Stated task A: What rating out of 5 does the book review give the book?

Source:
Monday, July 4, 2011

How to Retire Happy, Wild and Free

Book: How to Retire Happy, Wild and Free
Author: Ernie J. Zelinski
Edition: Paperback, 2004
Read: June 2011
229 pages
Rated: 2 out of 5


Synopsis:
Talks about what you need to retire. Not just in terms of financial, but also in terms of well-being. He talks about how you should be active and what kinds of activities, considerations on where to live, as well how living healthy.

Thoughts:
  • Breadth of interest is important. Retirement will fell empty if the interests are not varied.
  • Purpose of your life and living it is an important part of the book. He has a list of questions to help you figure out things:
  1. What is extremely important to me?
  2. What makes me happy
  3. What made me happy in childhood and my teens that I would do again?
  4. What made me happy in my career that I would like to continue doing?
  5. What would make me a much happier person? Having a lot of money or beoming famous cannot be one of them.
  6. What talents or skills am I most proud of?
  7. What field of endeavor invariably challendes me in new and exciting ways?
  8. What makes me feel creative?
  9. What special talent have I neglected while putting in long and hard hours in my career?
  10. What would I like to do that I have always wanted to do, but never got aorund to doing?
  11. What sort of legacy would I like to leave?
  • The author talks about what a fun job is. He says that it is an opportunity to work at something for personal satisfaction of doing it well. I would also say that it should have significance and meaning as well.
  • You can slow down the aging process by living a good life.

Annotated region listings
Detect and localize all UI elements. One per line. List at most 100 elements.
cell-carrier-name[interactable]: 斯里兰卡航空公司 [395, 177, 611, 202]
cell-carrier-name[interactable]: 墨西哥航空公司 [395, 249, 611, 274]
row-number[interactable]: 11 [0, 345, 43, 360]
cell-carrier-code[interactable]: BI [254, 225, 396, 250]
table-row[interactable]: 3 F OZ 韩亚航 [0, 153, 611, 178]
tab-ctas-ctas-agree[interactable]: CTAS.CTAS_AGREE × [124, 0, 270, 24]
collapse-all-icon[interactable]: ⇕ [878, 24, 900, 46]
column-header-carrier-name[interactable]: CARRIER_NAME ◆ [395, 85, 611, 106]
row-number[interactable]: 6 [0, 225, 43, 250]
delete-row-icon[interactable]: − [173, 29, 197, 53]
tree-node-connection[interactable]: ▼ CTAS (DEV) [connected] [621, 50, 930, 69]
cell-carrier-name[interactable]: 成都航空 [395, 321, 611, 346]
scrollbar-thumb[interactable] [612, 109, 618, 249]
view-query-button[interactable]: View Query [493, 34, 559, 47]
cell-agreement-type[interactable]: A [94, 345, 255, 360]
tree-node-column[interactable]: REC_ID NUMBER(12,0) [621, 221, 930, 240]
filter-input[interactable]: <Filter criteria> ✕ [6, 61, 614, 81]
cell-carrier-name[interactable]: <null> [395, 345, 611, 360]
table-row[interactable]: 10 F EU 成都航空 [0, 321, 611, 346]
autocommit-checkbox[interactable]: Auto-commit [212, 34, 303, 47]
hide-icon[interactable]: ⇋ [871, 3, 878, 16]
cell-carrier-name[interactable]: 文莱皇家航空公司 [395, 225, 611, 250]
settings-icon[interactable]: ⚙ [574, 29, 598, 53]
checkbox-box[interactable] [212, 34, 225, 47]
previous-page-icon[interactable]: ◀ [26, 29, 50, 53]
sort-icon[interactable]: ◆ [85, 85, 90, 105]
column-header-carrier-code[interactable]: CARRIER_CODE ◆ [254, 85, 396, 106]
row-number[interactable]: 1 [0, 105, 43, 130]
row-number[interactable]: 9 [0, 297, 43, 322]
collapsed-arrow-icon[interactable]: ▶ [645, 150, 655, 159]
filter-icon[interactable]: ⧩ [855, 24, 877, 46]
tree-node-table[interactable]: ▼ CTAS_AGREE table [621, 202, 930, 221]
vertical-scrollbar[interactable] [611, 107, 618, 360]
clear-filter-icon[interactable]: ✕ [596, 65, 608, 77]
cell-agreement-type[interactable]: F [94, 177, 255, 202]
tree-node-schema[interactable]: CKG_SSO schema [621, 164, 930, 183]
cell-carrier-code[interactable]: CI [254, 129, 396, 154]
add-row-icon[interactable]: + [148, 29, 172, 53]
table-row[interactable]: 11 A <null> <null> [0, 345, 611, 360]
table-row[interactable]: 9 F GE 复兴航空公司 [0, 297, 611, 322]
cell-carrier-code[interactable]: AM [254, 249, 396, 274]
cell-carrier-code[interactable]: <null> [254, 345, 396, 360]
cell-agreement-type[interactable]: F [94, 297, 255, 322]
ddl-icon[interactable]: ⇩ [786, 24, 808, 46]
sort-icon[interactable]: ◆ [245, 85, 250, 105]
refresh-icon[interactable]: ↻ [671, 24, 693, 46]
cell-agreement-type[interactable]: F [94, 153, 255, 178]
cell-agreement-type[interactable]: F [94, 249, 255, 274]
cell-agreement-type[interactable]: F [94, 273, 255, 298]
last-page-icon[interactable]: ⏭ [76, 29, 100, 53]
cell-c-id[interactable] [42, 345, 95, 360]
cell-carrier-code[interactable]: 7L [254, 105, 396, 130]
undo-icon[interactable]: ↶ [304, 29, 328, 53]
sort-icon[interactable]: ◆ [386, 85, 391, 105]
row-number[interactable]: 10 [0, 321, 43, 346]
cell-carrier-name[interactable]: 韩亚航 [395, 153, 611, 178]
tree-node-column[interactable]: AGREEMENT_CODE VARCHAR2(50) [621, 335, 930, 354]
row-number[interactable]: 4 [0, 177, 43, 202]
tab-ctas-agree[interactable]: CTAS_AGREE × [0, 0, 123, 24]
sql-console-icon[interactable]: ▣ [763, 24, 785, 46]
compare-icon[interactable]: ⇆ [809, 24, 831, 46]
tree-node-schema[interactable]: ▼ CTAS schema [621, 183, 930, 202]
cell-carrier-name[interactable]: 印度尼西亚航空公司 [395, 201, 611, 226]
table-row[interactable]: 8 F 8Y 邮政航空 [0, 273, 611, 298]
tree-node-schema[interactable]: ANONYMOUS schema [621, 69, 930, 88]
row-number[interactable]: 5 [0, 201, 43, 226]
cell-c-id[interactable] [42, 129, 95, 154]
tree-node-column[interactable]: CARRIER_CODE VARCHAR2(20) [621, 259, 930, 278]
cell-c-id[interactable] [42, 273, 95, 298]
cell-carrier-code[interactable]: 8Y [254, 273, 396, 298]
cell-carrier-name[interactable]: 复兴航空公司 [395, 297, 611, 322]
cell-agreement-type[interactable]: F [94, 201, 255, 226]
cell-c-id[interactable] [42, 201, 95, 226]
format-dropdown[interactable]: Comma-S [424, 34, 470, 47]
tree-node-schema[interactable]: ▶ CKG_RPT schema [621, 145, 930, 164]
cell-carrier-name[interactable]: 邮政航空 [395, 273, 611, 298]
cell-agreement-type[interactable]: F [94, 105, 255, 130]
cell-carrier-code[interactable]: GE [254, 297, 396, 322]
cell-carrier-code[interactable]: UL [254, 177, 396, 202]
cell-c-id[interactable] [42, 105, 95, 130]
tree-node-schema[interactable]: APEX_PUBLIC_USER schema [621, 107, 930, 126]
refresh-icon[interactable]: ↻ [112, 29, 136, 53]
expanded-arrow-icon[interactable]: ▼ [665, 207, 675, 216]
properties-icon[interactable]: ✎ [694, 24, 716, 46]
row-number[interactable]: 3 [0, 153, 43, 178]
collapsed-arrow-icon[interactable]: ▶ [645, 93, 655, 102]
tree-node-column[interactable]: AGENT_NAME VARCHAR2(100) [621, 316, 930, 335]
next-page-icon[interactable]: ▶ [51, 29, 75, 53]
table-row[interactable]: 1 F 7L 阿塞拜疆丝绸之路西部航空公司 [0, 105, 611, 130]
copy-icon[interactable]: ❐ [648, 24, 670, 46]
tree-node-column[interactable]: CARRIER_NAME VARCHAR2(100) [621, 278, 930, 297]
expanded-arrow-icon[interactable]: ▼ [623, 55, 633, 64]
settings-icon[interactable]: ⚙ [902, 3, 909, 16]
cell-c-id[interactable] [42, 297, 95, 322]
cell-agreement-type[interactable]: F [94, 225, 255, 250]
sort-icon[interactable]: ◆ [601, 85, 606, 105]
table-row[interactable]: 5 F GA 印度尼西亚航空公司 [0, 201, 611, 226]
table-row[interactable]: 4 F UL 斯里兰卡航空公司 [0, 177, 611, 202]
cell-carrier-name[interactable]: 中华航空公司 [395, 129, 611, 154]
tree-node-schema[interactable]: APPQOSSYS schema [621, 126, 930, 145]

Stated task B: Set down the entries verbatim, starting from their first line and ending with the line that contains "scrollbar-thumb[interactable] [612, 109, 618, 249]", including both.

Exercise result A: 2 out of 5

Exercise result B:
Detect and localize all UI elements. One per line. List at most 100 elements.
cell-carrier-name[interactable]: 斯里兰卡航空公司 [395, 177, 611, 202]
cell-carrier-name[interactable]: 墨西哥航空公司 [395, 249, 611, 274]
row-number[interactable]: 11 [0, 345, 43, 360]
cell-carrier-code[interactable]: BI [254, 225, 396, 250]
table-row[interactable]: 3 F OZ 韩亚航 [0, 153, 611, 178]
tab-ctas-ctas-agree[interactable]: CTAS.CTAS_AGREE × [124, 0, 270, 24]
collapse-all-icon[interactable]: ⇕ [878, 24, 900, 46]
column-header-carrier-name[interactable]: CARRIER_NAME ◆ [395, 85, 611, 106]
row-number[interactable]: 6 [0, 225, 43, 250]
delete-row-icon[interactable]: − [173, 29, 197, 53]
tree-node-connection[interactable]: ▼ CTAS (DEV) [connected] [621, 50, 930, 69]
cell-carrier-name[interactable]: 成都航空 [395, 321, 611, 346]
scrollbar-thumb[interactable] [612, 109, 618, 249]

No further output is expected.